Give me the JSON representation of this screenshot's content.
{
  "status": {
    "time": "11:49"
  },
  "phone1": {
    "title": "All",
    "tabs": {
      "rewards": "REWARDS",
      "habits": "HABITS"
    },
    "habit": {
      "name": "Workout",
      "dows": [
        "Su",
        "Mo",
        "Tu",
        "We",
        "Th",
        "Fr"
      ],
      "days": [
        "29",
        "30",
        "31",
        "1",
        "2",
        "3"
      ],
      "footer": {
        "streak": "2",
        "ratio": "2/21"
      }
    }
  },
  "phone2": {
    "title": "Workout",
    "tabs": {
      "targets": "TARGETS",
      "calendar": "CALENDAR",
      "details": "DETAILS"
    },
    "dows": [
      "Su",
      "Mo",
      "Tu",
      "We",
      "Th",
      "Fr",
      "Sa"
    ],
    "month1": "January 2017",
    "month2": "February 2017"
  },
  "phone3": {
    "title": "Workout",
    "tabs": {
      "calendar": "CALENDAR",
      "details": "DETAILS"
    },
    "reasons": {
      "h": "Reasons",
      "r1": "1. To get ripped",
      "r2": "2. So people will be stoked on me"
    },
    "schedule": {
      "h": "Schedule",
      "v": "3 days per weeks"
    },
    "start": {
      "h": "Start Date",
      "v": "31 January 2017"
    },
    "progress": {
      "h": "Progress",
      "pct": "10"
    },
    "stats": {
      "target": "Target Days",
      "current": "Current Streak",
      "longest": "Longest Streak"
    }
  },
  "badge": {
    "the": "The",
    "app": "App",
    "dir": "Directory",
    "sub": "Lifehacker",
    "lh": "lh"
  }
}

--

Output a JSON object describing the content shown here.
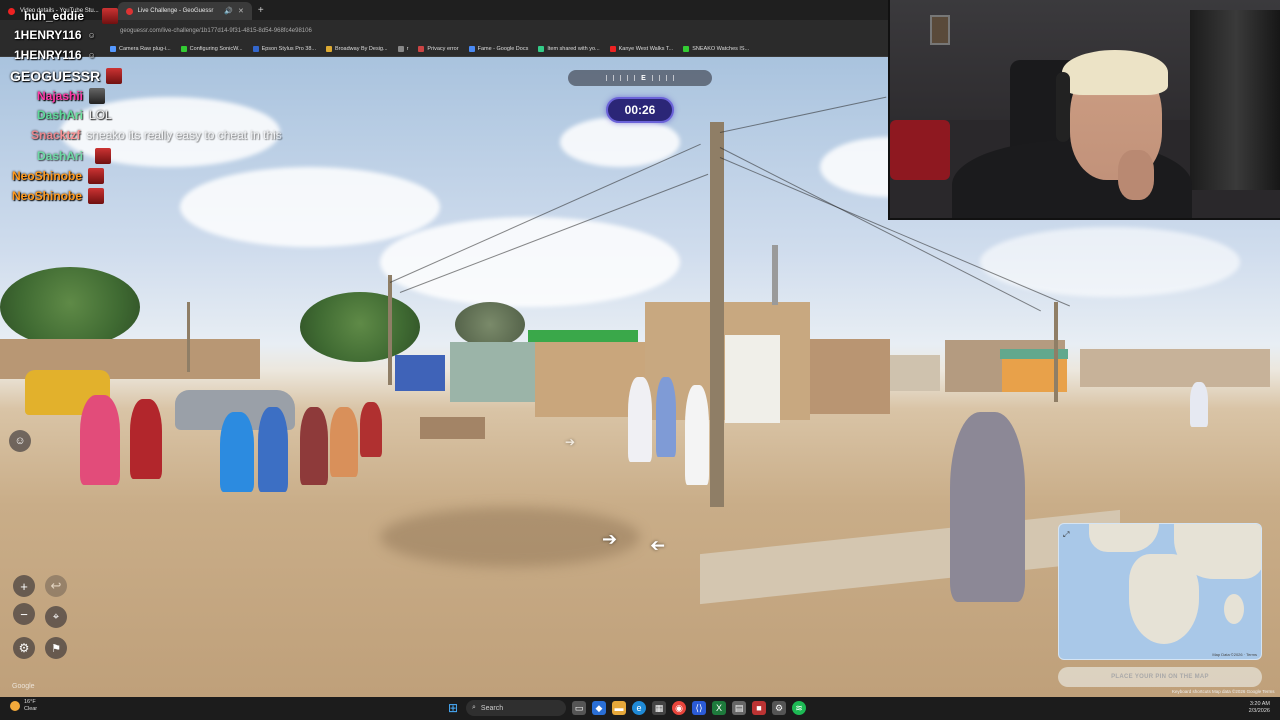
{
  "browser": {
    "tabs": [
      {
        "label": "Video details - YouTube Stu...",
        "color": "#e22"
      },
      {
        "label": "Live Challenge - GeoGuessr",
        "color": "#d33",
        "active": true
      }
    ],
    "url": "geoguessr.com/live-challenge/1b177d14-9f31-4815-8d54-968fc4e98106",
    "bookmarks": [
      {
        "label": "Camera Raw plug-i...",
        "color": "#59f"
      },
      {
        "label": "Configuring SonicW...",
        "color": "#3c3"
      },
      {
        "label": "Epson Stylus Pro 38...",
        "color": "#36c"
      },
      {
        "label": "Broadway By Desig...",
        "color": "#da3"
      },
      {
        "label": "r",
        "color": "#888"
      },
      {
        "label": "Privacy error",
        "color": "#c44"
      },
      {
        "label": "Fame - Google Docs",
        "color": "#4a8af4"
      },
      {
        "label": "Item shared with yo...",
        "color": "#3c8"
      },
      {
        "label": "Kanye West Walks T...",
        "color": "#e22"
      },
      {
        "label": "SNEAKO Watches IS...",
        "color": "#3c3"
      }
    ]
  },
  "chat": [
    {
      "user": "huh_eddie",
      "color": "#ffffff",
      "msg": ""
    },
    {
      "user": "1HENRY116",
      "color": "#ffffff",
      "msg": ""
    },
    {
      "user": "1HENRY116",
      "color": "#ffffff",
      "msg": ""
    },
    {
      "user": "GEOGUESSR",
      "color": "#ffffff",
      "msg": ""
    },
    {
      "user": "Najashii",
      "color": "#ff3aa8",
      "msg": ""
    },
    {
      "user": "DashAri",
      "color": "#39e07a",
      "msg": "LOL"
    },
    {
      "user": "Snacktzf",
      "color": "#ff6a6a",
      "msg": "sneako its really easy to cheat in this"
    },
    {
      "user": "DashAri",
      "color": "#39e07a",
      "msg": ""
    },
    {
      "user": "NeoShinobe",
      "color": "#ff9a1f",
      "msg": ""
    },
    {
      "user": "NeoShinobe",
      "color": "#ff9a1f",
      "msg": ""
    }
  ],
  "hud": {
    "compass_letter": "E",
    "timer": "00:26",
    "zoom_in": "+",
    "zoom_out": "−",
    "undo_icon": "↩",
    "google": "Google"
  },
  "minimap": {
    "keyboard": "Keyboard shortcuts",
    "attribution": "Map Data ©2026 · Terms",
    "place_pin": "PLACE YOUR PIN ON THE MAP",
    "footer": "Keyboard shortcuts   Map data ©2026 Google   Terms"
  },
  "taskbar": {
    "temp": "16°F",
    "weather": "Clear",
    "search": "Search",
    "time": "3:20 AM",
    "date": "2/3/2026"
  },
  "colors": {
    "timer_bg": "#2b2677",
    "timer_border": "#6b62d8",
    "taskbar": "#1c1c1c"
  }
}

*DO THIS*
Return all the lines that contain the string "JSON".

*RESULT FOR THIS TASK*
Give me the JSON representation of this screenshot's content.
Output a JSON object describing the content shown here.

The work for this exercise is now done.